[Stored items from a collection]
···

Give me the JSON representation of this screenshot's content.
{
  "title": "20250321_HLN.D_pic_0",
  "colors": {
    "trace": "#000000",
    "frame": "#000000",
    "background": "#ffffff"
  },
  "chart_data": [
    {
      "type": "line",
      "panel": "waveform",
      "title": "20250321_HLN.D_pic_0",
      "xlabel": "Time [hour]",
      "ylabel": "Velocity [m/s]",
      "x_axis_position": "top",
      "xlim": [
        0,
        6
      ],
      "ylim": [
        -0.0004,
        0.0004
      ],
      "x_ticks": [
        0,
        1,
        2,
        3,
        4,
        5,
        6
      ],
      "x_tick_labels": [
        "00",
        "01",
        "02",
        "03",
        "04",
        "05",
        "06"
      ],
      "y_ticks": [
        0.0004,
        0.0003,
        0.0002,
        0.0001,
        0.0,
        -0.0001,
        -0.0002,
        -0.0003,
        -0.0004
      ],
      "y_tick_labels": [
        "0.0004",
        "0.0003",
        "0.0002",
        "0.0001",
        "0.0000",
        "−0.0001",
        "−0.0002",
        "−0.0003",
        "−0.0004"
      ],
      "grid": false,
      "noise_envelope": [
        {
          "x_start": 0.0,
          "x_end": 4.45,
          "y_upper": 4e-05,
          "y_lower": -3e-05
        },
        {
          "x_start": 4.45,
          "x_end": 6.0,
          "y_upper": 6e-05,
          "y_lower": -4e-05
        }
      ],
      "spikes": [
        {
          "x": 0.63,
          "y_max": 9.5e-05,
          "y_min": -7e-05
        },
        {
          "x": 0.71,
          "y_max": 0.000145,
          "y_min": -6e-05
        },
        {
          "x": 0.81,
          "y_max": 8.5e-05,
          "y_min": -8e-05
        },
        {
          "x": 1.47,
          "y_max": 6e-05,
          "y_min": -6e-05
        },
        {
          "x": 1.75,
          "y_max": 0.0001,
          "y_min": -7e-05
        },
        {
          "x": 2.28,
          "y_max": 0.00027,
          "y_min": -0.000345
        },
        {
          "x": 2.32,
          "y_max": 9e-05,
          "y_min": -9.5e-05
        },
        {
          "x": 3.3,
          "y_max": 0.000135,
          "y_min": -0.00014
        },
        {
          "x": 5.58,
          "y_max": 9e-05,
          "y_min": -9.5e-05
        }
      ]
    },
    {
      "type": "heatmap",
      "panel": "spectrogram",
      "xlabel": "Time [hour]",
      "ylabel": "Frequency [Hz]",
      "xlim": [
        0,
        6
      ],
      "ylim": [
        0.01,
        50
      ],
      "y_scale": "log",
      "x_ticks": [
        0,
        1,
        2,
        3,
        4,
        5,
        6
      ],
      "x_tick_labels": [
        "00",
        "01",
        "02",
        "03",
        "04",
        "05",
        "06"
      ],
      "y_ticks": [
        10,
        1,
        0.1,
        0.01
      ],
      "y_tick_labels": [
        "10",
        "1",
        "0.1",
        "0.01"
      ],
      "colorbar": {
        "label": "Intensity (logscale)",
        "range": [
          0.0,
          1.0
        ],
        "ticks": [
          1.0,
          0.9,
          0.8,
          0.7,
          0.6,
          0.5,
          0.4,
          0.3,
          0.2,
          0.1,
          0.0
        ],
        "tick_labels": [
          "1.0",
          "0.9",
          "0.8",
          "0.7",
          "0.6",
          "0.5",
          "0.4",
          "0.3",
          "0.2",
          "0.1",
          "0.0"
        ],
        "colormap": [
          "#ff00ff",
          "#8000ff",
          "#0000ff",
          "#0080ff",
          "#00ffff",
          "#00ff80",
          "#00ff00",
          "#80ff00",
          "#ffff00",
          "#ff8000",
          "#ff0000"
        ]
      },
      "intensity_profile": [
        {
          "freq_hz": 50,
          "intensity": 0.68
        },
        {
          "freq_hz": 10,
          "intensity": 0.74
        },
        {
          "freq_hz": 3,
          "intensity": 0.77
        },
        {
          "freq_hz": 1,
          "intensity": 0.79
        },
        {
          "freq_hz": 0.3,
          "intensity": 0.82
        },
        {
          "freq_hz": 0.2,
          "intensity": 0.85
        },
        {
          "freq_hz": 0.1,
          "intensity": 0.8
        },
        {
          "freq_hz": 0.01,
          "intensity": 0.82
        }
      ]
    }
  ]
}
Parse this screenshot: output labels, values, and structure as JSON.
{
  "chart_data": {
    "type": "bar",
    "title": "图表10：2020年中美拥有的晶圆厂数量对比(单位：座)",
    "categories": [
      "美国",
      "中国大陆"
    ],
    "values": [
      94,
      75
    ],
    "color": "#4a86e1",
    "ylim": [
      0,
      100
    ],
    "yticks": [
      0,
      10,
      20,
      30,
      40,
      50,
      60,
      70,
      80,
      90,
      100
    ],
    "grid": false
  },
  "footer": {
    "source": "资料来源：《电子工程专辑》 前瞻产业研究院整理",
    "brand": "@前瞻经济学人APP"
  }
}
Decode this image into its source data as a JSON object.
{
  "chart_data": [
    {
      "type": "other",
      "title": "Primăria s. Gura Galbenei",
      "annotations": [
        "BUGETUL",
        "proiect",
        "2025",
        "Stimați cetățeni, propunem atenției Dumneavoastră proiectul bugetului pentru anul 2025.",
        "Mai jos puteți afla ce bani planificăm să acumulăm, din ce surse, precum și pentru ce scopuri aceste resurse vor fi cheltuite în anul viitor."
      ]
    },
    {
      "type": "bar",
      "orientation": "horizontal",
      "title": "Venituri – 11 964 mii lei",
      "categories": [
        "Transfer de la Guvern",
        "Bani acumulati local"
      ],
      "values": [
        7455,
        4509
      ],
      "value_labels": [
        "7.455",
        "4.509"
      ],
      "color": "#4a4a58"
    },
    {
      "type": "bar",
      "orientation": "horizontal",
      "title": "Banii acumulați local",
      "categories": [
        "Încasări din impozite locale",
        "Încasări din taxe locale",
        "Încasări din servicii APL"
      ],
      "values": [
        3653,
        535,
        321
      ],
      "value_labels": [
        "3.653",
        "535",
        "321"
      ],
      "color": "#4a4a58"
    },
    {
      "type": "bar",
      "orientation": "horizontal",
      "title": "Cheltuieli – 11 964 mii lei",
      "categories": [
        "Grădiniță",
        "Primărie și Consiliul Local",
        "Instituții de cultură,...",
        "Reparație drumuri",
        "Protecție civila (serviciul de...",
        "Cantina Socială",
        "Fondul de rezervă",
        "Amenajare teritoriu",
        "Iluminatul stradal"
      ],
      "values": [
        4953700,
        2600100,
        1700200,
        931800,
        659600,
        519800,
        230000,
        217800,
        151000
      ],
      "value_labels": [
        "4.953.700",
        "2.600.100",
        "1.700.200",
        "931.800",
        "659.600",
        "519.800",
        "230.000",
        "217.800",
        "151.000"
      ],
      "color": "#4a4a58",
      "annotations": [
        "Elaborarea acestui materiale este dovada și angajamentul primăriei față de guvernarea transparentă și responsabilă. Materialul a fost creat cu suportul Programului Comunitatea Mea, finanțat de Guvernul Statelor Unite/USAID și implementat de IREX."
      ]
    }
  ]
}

···

**DIRECTIONS FOR THIS TASK:** From the data above, gather every line that includes the word "source".

**RESULT OF THE TASK:**
    "source": "资料来源：《电子工程专辑》 前瞻产业研究院整理",
Decode this image into its source data as a JSON object.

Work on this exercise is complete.